_WHAT YOU ARE ASKED TO DO_:
Repeat the lines below, swapping every "chevron-down-icon" for "caret-down-icon" and keeping everything else the same. Leave the picture out of your answer.

_MATERIAL PROVIDED_:

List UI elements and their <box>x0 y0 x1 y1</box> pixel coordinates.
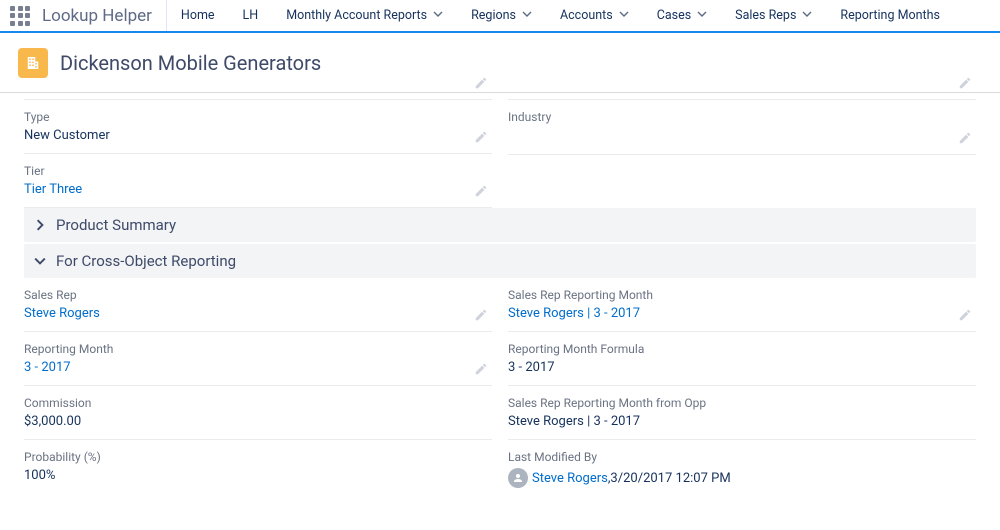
field-last-modified-by: Last Modified By Steve Rogers, 3/20/2017… <box>508 440 976 498</box>
field-sales-rep-reporting-month: Sales Rep Reporting Month Steve Rogers |… <box>508 278 976 332</box>
chevron-down-icon <box>34 255 46 267</box>
detail-row: Type New Customer Tier Tier Three Indust… <box>0 100 1000 208</box>
field-value: 3 - 2017 <box>508 360 946 375</box>
nav-home[interactable]: Home <box>167 0 229 31</box>
record-header: Dickenson Mobile Generators <box>0 33 1000 93</box>
account-icon <box>18 48 48 78</box>
chevron-right-icon <box>34 219 46 231</box>
field-label: Reporting Month Formula <box>508 342 946 356</box>
chevron-down-icon[interactable] <box>522 8 532 23</box>
field-label: Industry <box>508 110 946 124</box>
nav-label: Reporting Months <box>840 8 940 23</box>
field-industry: Industry <box>508 100 976 155</box>
field-partial-left <box>24 93 492 100</box>
app-launcher-icon[interactable] <box>10 6 30 26</box>
field-sales-rep-reporting-month-opp: Sales Rep Reporting Month from Opp Steve… <box>508 386 976 440</box>
edit-icon[interactable] <box>958 75 972 89</box>
nav-tabs: Home LH Monthly Account Reports Regions … <box>167 0 954 31</box>
nav-label: Sales Reps <box>735 8 796 23</box>
nav-monthly-account-reports[interactable]: Monthly Account Reports <box>272 0 457 31</box>
field-value: 100% <box>24 468 462 483</box>
nav-cases[interactable]: Cases <box>643 0 721 31</box>
user-link[interactable]: Steve Rogers <box>532 471 608 486</box>
nav-label: Cases <box>657 8 691 23</box>
nav-label: LH <box>243 8 259 23</box>
nav-label: Accounts <box>560 8 613 23</box>
section-title: Product Summary <box>56 216 176 234</box>
field-label: Tier <box>24 164 462 178</box>
record-title: Dickenson Mobile Generators <box>60 51 321 75</box>
edit-icon[interactable] <box>474 361 488 375</box>
nav-label: Home <box>181 8 215 23</box>
field-value-link[interactable]: 3 - 2017 <box>24 360 462 375</box>
nav-reporting-months[interactable]: Reporting Months <box>826 0 954 31</box>
timestamp: 3/20/2017 12:07 PM <box>610 471 730 486</box>
field-label: Sales Rep Reporting Month <box>508 288 946 302</box>
field-value: $3,000.00 <box>24 414 462 429</box>
nav-label: Regions <box>471 8 516 23</box>
field-tier: Tier Tier Three <box>24 154 492 208</box>
nav-regions[interactable]: Regions <box>457 0 546 31</box>
edit-icon[interactable] <box>958 130 972 144</box>
field-value: Steve Rogers | 3 - 2017 <box>508 414 946 429</box>
field-partial-right <box>508 93 976 100</box>
section-product-summary[interactable]: Product Summary <box>24 208 976 242</box>
field-value-link[interactable]: Steve Rogers <box>24 306 462 321</box>
section-title: For Cross-Object Reporting <box>56 252 236 270</box>
edit-icon[interactable] <box>958 307 972 321</box>
nav-accounts[interactable]: Accounts <box>546 0 643 31</box>
edit-icon[interactable] <box>474 183 488 197</box>
chevron-down-icon[interactable] <box>433 8 443 23</box>
field-commission: Commission $3,000.00 <box>24 386 492 440</box>
global-nav: Lookup Helper Home LH Monthly Account Re… <box>0 0 1000 33</box>
field-label: Type <box>24 110 462 124</box>
field-probability: Probability (%) 100% <box>24 440 492 493</box>
top-partial-row <box>0 93 1000 100</box>
field-value-link[interactable]: Tier Three <box>24 182 462 197</box>
nav-lh[interactable]: LH <box>229 0 273 31</box>
nav-label: Monthly Account Reports <box>286 8 427 23</box>
section-cross-object[interactable]: For Cross-Object Reporting <box>24 244 976 278</box>
chevron-down-icon[interactable] <box>802 8 812 23</box>
cross-object-fields: Sales Rep Steve Rogers Reporting Month 3… <box>0 278 1000 498</box>
field-value: New Customer <box>24 128 462 143</box>
field-label: Commission <box>24 396 462 410</box>
app-name: Lookup Helper <box>42 6 152 26</box>
field-reporting-month-formula: Reporting Month Formula 3 - 2017 <box>508 332 976 386</box>
field-label: Reporting Month <box>24 342 462 356</box>
field-sales-rep: Sales Rep Steve Rogers <box>24 278 492 332</box>
avatar-icon <box>508 468 528 488</box>
field-value: Steve Rogers, 3/20/2017 12:07 PM <box>508 468 946 488</box>
record-body: Type New Customer Tier Tier Three Indust… <box>0 93 1000 498</box>
edit-icon[interactable] <box>474 129 488 143</box>
field-label: Sales Rep Reporting Month from Opp <box>508 396 946 410</box>
field-label: Last Modified By <box>508 450 946 464</box>
field-type: Type New Customer <box>24 100 492 154</box>
chevron-down-icon[interactable] <box>697 8 707 23</box>
field-label: Sales Rep <box>24 288 462 302</box>
field-reporting-month: Reporting Month 3 - 2017 <box>24 332 492 386</box>
app-launcher-cell: Lookup Helper <box>0 0 167 31</box>
edit-icon[interactable] <box>474 75 488 89</box>
nav-sales-reps[interactable]: Sales Reps <box>721 0 826 31</box>
edit-icon[interactable] <box>474 307 488 321</box>
field-label: Probability (%) <box>24 450 462 464</box>
chevron-down-icon[interactable] <box>619 8 629 23</box>
field-value-link[interactable]: Steve Rogers | 3 - 2017 <box>508 306 946 321</box>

_THE OUTPUT_:
List UI elements and their <box>x0 y0 x1 y1</box> pixel coordinates.
field-last-modified-by: Last Modified By Steve Rogers, 3/20/2017… <box>508 440 976 498</box>
field-sales-rep-reporting-month: Sales Rep Reporting Month Steve Rogers |… <box>508 278 976 332</box>
caret-down-icon <box>34 255 46 267</box>
detail-row: Type New Customer Tier Tier Three Indust… <box>0 100 1000 208</box>
field-value: 3 - 2017 <box>508 360 946 375</box>
nav-home[interactable]: Home <box>167 0 229 31</box>
record-header: Dickenson Mobile Generators <box>0 33 1000 93</box>
account-icon <box>18 48 48 78</box>
chevron-right-icon <box>34 219 46 231</box>
field-label: Reporting Month Formula <box>508 342 946 356</box>
caret-down-icon[interactable] <box>522 8 532 23</box>
field-label: Industry <box>508 110 946 124</box>
nav-label: Reporting Months <box>840 8 940 23</box>
field-industry: Industry <box>508 100 976 155</box>
field-partial-left <box>24 93 492 100</box>
app-launcher-icon[interactable] <box>10 6 30 26</box>
field-sales-rep-reporting-month-opp: Sales Rep Reporting Month from Opp Steve… <box>508 386 976 440</box>
edit-icon[interactable] <box>958 75 972 89</box>
nav-tabs: Home LH Monthly Account Reports Regions … <box>167 0 954 31</box>
nav-label: Sales Reps <box>735 8 796 23</box>
nav-monthly-account-reports[interactable]: Monthly Account Reports <box>272 0 457 31</box>
field-value: 100% <box>24 468 462 483</box>
nav-cases[interactable]: Cases <box>643 0 721 31</box>
user-link[interactable]: Steve Rogers <box>532 471 608 486</box>
nav-label: Cases <box>657 8 691 23</box>
nav-label: LH <box>243 8 259 23</box>
nav-label: Accounts <box>560 8 613 23</box>
section-title: Product Summary <box>56 216 176 234</box>
field-label: Tier <box>24 164 462 178</box>
record-title: Dickenson Mobile Generators <box>60 51 321 75</box>
edit-icon[interactable] <box>474 361 488 375</box>
nav-label: Home <box>181 8 215 23</box>
field-value-link[interactable]: 3 - 2017 <box>24 360 462 375</box>
nav-reporting-months[interactable]: Reporting Months <box>826 0 954 31</box>
timestamp: 3/20/2017 12:07 PM <box>610 471 730 486</box>
field-label: Sales Rep Reporting Month <box>508 288 946 302</box>
field-value: $3,000.00 <box>24 414 462 429</box>
nav-label: Regions <box>471 8 516 23</box>
field-tier: Tier Tier Three <box>24 154 492 208</box>
nav-regions[interactable]: Regions <box>457 0 546 31</box>
edit-icon[interactable] <box>958 130 972 144</box>
field-value: Steve Rogers | 3 - 2017 <box>508 414 946 429</box>
field-partial-right <box>508 93 976 100</box>
section-product-summary[interactable]: Product Summary <box>24 208 976 242</box>
field-value-link[interactable]: Steve Rogers <box>24 306 462 321</box>
section-title: For Cross-Object Reporting <box>56 252 236 270</box>
edit-icon[interactable] <box>958 307 972 321</box>
nav-accounts[interactable]: Accounts <box>546 0 643 31</box>
edit-icon[interactable] <box>474 183 488 197</box>
caret-down-icon[interactable] <box>433 8 443 23</box>
field-commission: Commission $3,000.00 <box>24 386 492 440</box>
global-nav: Lookup Helper Home LH Monthly Account Re… <box>0 0 1000 33</box>
field-label: Type <box>24 110 462 124</box>
field-probability: Probability (%) 100% <box>24 440 492 493</box>
top-partial-row <box>0 93 1000 100</box>
field-value-link[interactable]: Tier Three <box>24 182 462 197</box>
nav-lh[interactable]: LH <box>229 0 273 31</box>
nav-label: Monthly Account Reports <box>286 8 427 23</box>
section-cross-object[interactable]: For Cross-Object Reporting <box>24 244 976 278</box>
caret-down-icon[interactable] <box>802 8 812 23</box>
cross-object-fields: Sales Rep Steve Rogers Reporting Month 3… <box>0 278 1000 498</box>
field-value: New Customer <box>24 128 462 143</box>
field-label: Commission <box>24 396 462 410</box>
app-name: Lookup Helper <box>42 6 152 26</box>
field-reporting-month-formula: Reporting Month Formula 3 - 2017 <box>508 332 976 386</box>
field-label: Reporting Month <box>24 342 462 356</box>
field-sales-rep: Sales Rep Steve Rogers <box>24 278 492 332</box>
avatar-icon <box>508 468 528 488</box>
field-value: Steve Rogers, 3/20/2017 12:07 PM <box>508 468 946 488</box>
record-body: Type New Customer Tier Tier Three Indust… <box>0 93 1000 498</box>
edit-icon[interactable] <box>474 129 488 143</box>
field-label: Sales Rep Reporting Month from Opp <box>508 396 946 410</box>
field-label: Last Modified By <box>508 450 946 464</box>
field-type: Type New Customer <box>24 100 492 154</box>
caret-down-icon[interactable] <box>697 8 707 23</box>
field-label: Sales Rep <box>24 288 462 302</box>
field-reporting-month: Reporting Month 3 - 2017 <box>24 332 492 386</box>
app-launcher-cell: Lookup Helper <box>0 0 167 31</box>
edit-icon[interactable] <box>474 75 488 89</box>
nav-sales-reps[interactable]: Sales Reps <box>721 0 826 31</box>
edit-icon[interactable] <box>474 307 488 321</box>
field-label: Probability (%) <box>24 450 462 464</box>
caret-down-icon[interactable] <box>619 8 629 23</box>
field-value-link[interactable]: Steve Rogers | 3 - 2017 <box>508 306 946 321</box>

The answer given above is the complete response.